*Do this:* Render the material again word for word, skipping the pictures in it.

(Records that describe figures)
§ §

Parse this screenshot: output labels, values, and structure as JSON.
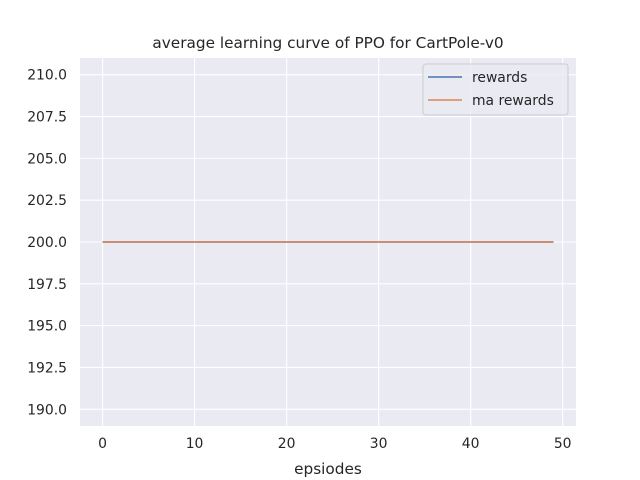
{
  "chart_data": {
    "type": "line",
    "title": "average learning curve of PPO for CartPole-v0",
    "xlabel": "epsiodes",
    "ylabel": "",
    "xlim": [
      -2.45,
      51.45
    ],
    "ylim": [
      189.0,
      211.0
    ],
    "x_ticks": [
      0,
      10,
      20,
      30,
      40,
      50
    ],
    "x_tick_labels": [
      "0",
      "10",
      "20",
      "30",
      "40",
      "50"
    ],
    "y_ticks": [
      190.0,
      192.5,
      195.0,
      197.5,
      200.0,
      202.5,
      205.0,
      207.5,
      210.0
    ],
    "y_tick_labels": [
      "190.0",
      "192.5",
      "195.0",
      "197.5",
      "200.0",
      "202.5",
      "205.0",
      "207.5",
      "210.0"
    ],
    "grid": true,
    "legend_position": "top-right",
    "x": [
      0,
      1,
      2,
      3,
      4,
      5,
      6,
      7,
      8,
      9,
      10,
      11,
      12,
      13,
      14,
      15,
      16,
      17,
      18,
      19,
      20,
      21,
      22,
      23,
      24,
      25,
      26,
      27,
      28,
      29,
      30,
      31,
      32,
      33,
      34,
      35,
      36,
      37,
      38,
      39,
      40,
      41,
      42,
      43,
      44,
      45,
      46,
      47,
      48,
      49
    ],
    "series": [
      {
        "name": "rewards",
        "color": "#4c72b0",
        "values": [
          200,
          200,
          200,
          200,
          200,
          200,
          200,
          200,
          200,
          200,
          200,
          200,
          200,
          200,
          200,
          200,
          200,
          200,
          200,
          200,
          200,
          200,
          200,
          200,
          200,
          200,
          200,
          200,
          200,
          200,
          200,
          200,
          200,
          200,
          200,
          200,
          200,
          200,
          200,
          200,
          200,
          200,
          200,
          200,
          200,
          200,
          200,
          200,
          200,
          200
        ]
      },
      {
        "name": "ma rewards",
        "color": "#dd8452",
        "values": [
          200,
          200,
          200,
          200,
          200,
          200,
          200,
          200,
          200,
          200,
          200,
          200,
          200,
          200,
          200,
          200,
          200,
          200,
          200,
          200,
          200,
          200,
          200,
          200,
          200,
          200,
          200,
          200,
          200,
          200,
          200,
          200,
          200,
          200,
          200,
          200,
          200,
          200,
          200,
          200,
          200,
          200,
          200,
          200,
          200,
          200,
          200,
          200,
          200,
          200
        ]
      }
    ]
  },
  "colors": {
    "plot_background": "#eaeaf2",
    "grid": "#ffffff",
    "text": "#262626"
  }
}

§ §

*Written solution:*
Parse this screenshot: output labels, values, and structure as JSON.
{
  "chart_data": {
    "type": "line",
    "title": "average learning curve of PPO for CartPole-v0",
    "xlabel": "epsiodes",
    "ylabel": "",
    "xlim": [
      -2.45,
      51.45
    ],
    "ylim": [
      189.0,
      211.0
    ],
    "x_ticks": [
      0,
      10,
      20,
      30,
      40,
      50
    ],
    "x_tick_labels": [
      "0",
      "10",
      "20",
      "30",
      "40",
      "50"
    ],
    "y_ticks": [
      190.0,
      192.5,
      195.0,
      197.5,
      200.0,
      202.5,
      205.0,
      207.5,
      210.0
    ],
    "y_tick_labels": [
      "190.0",
      "192.5",
      "195.0",
      "197.5",
      "200.0",
      "202.5",
      "205.0",
      "207.5",
      "210.0"
    ],
    "grid": true,
    "legend_position": "top-right",
    "x": [
      0,
      1,
      2,
      3,
      4,
      5,
      6,
      7,
      8,
      9,
      10,
      11,
      12,
      13,
      14,
      15,
      16,
      17,
      18,
      19,
      20,
      21,
      22,
      23,
      24,
      25,
      26,
      27,
      28,
      29,
      30,
      31,
      32,
      33,
      34,
      35,
      36,
      37,
      38,
      39,
      40,
      41,
      42,
      43,
      44,
      45,
      46,
      47,
      48,
      49
    ],
    "series": [
      {
        "name": "rewards",
        "color": "#4c72b0",
        "values": [
          200,
          200,
          200,
          200,
          200,
          200,
          200,
          200,
          200,
          200,
          200,
          200,
          200,
          200,
          200,
          200,
          200,
          200,
          200,
          200,
          200,
          200,
          200,
          200,
          200,
          200,
          200,
          200,
          200,
          200,
          200,
          200,
          200,
          200,
          200,
          200,
          200,
          200,
          200,
          200,
          200,
          200,
          200,
          200,
          200,
          200,
          200,
          200,
          200,
          200
        ]
      },
      {
        "name": "ma rewards",
        "color": "#dd8452",
        "values": [
          200,
          200,
          200,
          200,
          200,
          200,
          200,
          200,
          200,
          200,
          200,
          200,
          200,
          200,
          200,
          200,
          200,
          200,
          200,
          200,
          200,
          200,
          200,
          200,
          200,
          200,
          200,
          200,
          200,
          200,
          200,
          200,
          200,
          200,
          200,
          200,
          200,
          200,
          200,
          200,
          200,
          200,
          200,
          200,
          200,
          200,
          200,
          200,
          200,
          200
        ]
      }
    ]
  },
  "colors": {
    "plot_background": "#eaeaf2",
    "grid": "#ffffff",
    "text": "#262626"
  }
}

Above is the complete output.